BEGIN DATA IN THIS EXERCISE

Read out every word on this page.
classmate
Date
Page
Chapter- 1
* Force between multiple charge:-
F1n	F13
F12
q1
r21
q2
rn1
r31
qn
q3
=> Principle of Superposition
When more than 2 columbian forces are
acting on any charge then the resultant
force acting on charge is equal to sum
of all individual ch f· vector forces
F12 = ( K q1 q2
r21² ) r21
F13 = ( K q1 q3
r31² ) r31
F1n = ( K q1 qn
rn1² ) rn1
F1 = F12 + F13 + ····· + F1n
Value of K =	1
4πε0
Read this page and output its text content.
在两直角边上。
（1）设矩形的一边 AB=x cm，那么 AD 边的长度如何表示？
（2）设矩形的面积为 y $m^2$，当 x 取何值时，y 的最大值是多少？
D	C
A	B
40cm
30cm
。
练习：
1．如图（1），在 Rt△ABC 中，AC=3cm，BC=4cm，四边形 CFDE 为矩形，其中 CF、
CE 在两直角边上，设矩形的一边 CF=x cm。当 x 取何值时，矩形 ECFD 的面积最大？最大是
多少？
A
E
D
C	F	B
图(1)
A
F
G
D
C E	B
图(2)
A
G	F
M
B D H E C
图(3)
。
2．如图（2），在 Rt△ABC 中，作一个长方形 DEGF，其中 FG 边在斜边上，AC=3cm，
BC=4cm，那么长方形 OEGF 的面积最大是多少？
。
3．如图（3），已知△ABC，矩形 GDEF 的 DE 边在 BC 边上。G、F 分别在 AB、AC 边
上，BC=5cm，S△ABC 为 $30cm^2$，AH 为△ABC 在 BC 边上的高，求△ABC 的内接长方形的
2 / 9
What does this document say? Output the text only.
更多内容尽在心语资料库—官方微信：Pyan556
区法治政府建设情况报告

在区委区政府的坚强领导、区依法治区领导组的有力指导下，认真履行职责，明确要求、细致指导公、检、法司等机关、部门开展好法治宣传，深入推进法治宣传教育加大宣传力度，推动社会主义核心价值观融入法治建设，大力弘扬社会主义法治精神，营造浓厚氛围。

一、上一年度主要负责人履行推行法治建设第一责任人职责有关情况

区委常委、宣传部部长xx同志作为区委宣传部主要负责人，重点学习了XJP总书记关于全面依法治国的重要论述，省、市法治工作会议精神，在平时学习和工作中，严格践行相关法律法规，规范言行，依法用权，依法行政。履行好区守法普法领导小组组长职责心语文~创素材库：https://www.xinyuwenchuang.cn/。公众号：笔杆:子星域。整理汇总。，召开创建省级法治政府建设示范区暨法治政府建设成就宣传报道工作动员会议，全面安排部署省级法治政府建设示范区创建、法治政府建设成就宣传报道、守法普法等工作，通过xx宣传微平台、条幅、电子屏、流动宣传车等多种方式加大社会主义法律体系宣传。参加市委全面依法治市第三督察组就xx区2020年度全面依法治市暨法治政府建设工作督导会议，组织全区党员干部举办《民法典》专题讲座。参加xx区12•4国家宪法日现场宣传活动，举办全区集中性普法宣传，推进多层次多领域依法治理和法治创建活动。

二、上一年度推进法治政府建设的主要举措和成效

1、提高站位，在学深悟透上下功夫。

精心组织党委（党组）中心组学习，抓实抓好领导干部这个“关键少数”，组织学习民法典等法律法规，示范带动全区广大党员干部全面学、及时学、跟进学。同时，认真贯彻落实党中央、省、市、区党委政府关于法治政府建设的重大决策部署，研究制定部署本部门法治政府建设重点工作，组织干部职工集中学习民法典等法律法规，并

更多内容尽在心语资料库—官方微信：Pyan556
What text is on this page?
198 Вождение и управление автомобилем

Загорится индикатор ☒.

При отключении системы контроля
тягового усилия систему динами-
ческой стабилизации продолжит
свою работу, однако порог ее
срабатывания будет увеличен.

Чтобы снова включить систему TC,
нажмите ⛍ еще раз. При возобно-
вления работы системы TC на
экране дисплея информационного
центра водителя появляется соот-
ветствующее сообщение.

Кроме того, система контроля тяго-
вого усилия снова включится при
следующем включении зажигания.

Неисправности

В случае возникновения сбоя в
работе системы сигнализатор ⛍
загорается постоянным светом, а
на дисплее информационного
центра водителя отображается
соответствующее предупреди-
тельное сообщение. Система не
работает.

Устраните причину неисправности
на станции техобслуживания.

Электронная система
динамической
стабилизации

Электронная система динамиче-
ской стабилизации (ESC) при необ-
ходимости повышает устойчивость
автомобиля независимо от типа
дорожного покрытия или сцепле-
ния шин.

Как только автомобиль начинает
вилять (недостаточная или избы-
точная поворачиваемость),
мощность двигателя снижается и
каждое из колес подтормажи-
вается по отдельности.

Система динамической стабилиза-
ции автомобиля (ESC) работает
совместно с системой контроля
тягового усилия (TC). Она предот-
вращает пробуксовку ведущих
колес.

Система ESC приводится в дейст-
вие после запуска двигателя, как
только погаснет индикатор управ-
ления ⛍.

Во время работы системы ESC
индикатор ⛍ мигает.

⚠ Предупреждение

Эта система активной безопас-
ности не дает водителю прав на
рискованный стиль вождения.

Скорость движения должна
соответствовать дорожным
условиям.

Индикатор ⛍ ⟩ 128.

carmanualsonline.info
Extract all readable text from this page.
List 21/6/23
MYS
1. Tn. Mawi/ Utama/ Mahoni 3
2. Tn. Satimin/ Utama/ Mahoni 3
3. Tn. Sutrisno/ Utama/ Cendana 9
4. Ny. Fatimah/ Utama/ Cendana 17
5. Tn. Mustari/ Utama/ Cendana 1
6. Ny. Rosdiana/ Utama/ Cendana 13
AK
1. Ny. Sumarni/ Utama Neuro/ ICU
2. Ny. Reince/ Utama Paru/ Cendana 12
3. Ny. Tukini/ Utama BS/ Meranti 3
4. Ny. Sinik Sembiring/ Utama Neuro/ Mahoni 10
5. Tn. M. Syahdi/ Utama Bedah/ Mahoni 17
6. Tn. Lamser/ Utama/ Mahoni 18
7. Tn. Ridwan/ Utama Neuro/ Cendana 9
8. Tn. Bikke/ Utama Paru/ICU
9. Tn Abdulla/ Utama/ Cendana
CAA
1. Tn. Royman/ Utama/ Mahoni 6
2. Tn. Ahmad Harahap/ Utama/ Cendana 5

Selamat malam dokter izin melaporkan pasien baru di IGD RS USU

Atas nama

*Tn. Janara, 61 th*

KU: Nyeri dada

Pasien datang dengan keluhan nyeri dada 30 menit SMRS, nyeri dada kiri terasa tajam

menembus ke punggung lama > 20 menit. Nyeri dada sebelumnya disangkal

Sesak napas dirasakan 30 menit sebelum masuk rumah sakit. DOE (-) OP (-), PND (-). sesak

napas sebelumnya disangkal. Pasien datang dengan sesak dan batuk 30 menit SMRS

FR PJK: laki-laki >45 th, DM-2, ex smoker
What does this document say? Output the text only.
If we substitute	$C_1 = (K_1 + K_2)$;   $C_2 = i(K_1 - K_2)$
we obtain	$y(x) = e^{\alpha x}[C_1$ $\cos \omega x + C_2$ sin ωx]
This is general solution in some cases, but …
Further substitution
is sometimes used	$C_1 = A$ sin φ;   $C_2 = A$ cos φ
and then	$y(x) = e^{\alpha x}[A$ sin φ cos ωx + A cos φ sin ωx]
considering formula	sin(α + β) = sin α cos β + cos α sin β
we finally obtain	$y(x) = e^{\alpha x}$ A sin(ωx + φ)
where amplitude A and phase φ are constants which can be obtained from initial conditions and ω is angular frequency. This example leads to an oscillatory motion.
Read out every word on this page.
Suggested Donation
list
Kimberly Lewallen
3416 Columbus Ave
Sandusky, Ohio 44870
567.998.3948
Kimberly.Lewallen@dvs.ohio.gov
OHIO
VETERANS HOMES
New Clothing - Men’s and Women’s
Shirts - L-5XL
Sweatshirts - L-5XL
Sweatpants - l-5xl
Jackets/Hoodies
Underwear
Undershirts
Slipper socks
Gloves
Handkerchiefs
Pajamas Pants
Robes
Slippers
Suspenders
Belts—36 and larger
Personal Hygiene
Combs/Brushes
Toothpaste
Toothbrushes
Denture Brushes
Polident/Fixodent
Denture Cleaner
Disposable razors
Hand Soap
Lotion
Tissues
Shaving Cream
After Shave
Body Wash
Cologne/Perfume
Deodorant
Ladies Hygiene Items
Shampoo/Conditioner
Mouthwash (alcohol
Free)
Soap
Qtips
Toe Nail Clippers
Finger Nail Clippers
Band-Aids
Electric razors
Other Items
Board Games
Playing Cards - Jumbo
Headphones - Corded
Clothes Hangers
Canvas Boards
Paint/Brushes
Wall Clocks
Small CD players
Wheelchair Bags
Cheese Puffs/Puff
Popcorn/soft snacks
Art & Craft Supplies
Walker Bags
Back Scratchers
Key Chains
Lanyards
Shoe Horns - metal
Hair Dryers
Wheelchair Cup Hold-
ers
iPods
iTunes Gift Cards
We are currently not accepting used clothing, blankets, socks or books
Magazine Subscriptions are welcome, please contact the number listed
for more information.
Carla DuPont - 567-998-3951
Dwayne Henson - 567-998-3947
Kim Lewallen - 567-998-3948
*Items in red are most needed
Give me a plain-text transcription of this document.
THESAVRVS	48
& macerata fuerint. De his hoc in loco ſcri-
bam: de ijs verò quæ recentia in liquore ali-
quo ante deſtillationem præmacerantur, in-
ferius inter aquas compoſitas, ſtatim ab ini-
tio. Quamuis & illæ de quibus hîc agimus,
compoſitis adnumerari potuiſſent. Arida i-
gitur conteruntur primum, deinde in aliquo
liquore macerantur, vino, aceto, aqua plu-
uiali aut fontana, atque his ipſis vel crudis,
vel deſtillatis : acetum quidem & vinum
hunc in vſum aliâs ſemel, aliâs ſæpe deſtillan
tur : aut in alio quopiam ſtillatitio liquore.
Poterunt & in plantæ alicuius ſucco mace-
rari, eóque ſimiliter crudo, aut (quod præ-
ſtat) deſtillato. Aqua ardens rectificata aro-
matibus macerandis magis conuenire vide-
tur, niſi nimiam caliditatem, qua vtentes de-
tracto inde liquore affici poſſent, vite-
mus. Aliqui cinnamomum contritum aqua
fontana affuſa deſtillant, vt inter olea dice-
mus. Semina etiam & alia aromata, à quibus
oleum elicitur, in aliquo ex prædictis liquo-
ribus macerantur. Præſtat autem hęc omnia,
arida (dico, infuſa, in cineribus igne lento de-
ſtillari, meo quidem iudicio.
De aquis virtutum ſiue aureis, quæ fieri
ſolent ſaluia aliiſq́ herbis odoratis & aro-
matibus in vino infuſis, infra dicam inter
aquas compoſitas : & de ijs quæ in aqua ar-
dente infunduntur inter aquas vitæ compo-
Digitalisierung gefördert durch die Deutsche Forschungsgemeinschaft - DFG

END DATA IN THIS EXERCISE

### TASK STATEMENT
Using the listing above, show every line that includes the string "then".

### OUTPUT FOR THIS TASK
acting on any charge then the resultant
and then	$y(x) = e^{\alpha x}[A$ sin φ cos ωx + A cos φ sin ωx]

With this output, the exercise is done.